>> begin MATERIAL TO PROCESS

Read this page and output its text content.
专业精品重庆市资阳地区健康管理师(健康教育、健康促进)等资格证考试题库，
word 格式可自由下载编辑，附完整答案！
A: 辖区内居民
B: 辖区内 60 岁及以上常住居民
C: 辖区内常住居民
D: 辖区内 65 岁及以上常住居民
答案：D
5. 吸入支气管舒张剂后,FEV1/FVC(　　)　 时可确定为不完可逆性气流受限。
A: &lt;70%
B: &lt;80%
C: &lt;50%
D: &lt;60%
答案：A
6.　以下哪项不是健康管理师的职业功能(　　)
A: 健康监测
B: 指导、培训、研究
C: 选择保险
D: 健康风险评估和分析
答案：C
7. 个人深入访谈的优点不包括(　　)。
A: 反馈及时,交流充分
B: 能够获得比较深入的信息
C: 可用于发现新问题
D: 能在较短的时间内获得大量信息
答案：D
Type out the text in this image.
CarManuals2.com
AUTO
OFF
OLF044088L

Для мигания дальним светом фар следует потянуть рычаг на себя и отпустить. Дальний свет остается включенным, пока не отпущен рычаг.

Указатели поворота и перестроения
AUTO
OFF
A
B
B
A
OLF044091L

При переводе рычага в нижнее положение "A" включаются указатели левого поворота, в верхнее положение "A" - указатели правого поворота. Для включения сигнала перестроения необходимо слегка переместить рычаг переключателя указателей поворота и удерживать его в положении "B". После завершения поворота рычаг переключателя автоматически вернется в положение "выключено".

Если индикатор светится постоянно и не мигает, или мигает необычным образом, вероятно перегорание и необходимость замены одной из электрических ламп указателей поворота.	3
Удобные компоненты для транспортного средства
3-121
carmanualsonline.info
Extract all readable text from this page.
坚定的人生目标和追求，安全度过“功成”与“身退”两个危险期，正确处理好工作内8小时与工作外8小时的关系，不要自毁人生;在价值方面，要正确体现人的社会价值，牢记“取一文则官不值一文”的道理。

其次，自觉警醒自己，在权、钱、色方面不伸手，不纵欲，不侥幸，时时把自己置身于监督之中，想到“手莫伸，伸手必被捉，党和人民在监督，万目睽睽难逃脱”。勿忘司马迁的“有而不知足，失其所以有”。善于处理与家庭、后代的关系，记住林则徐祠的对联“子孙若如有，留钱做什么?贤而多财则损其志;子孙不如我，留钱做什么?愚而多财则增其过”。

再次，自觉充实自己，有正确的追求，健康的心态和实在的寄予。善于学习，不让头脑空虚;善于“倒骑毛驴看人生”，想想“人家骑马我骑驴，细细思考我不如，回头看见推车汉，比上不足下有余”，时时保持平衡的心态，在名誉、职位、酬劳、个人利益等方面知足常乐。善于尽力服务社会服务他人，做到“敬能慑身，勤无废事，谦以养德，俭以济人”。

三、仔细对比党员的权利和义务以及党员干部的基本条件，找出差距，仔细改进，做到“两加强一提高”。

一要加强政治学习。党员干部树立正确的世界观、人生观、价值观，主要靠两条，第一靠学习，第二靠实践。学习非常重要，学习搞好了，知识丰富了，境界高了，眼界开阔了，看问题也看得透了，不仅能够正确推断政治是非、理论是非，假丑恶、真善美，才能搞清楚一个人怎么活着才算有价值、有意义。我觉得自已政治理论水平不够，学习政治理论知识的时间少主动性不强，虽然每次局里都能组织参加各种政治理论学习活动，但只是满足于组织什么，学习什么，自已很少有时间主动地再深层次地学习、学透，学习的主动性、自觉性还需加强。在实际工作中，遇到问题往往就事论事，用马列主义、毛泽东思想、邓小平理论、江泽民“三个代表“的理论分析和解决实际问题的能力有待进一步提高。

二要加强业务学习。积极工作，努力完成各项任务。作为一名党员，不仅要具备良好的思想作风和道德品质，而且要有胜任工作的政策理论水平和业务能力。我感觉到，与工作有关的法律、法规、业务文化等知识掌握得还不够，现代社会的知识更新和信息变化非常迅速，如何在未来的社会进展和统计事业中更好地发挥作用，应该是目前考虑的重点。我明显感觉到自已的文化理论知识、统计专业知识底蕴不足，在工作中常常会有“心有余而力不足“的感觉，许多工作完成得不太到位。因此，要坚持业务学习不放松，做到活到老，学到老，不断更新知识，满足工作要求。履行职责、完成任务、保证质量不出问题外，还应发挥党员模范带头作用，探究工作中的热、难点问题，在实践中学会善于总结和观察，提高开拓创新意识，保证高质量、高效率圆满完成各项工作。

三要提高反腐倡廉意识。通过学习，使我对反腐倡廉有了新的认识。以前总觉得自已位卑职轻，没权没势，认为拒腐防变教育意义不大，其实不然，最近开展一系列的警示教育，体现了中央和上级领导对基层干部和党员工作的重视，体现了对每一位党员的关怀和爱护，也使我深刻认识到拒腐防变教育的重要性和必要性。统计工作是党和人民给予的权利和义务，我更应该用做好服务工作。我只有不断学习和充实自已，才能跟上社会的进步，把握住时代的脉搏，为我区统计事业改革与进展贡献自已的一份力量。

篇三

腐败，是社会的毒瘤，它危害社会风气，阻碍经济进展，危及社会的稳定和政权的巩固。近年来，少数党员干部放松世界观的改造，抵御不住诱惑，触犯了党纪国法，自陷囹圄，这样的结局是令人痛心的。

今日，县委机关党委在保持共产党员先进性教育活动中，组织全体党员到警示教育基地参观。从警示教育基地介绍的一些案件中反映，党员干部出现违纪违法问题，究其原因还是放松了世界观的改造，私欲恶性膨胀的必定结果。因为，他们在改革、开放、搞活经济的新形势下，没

>> end MATERIAL TO PROCESS

TASK TO COMPLETE – Pull every line containing the word "page" out of the material and copy it.

RESPONSE BELOW –
Read this page and output its text content.
Extract all readable text from this page.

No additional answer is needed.